[GIVEN PROBLEM]:
Transcribe the whole listing below without changing a word, but leave out every image.

## begin

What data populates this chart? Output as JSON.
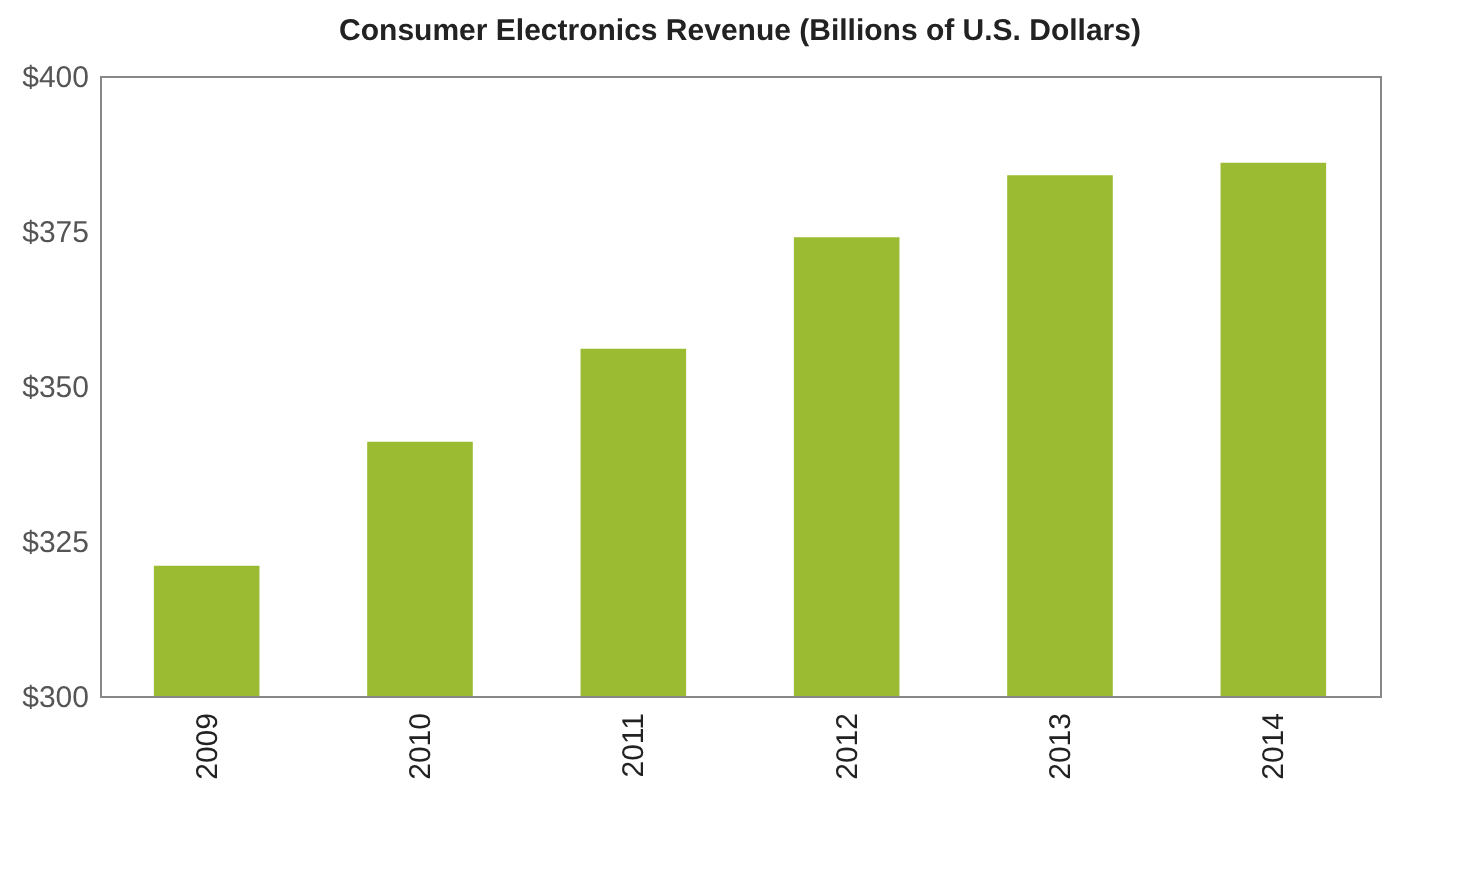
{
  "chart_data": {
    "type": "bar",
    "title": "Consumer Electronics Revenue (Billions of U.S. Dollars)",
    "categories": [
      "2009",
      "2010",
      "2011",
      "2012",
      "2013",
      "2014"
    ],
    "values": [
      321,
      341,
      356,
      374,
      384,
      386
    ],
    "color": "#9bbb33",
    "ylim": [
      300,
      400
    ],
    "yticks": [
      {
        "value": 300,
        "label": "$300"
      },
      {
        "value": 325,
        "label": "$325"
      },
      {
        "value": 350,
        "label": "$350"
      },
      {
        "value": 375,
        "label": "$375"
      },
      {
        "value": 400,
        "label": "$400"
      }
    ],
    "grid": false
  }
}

## end

[ANSWER TO THIS TASK]:
What data populates this chart? Output as JSON.
{
  "chart_data": {
    "type": "bar",
    "title": "Consumer Electronics Revenue (Billions of U.S. Dollars)",
    "categories": [
      "2009",
      "2010",
      "2011",
      "2012",
      "2013",
      "2014"
    ],
    "values": [
      321,
      341,
      356,
      374,
      384,
      386
    ],
    "color": "#9bbb33",
    "ylim": [
      300,
      400
    ],
    "yticks": [
      {
        "value": 300,
        "label": "$300"
      },
      {
        "value": 325,
        "label": "$325"
      },
      {
        "value": 350,
        "label": "$350"
      },
      {
        "value": 375,
        "label": "$375"
      },
      {
        "value": 400,
        "label": "$400"
      }
    ],
    "grid": false
  }
}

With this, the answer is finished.